● **Problem to solve**:
Find every line with the word "gmata". Copy those lines.

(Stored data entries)
--- --- ---

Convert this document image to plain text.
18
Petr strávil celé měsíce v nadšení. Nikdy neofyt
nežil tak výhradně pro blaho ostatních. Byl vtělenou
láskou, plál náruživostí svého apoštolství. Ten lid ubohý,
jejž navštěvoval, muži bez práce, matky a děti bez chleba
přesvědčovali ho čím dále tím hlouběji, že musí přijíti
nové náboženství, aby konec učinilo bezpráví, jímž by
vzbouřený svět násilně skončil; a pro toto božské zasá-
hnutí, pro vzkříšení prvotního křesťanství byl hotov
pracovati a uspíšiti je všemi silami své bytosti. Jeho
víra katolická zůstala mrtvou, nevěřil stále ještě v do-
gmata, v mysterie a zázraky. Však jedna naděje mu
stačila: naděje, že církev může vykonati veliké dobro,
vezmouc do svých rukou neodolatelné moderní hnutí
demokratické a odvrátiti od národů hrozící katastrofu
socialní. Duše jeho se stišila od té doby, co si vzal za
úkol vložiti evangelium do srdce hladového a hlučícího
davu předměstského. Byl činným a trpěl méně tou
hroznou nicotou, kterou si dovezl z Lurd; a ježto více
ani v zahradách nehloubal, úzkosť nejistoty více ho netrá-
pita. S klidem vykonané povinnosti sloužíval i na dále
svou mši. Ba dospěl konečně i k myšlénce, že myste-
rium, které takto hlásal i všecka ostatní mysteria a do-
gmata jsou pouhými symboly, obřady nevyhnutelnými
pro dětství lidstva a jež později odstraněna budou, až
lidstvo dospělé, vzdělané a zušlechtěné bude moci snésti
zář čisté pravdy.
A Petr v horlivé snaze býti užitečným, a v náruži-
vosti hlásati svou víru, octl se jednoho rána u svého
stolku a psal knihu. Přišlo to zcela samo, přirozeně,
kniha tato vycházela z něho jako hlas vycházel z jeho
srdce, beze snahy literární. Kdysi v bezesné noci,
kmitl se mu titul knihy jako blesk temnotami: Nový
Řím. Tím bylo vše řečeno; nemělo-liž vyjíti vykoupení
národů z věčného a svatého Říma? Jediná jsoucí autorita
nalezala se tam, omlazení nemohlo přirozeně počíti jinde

--- --- ---

● **Exercise answer**:
gmata, v mysterie a zázraky. Však jedna naděje mu
gmata jsou pouhými symboly, obřady nevyhnutelnými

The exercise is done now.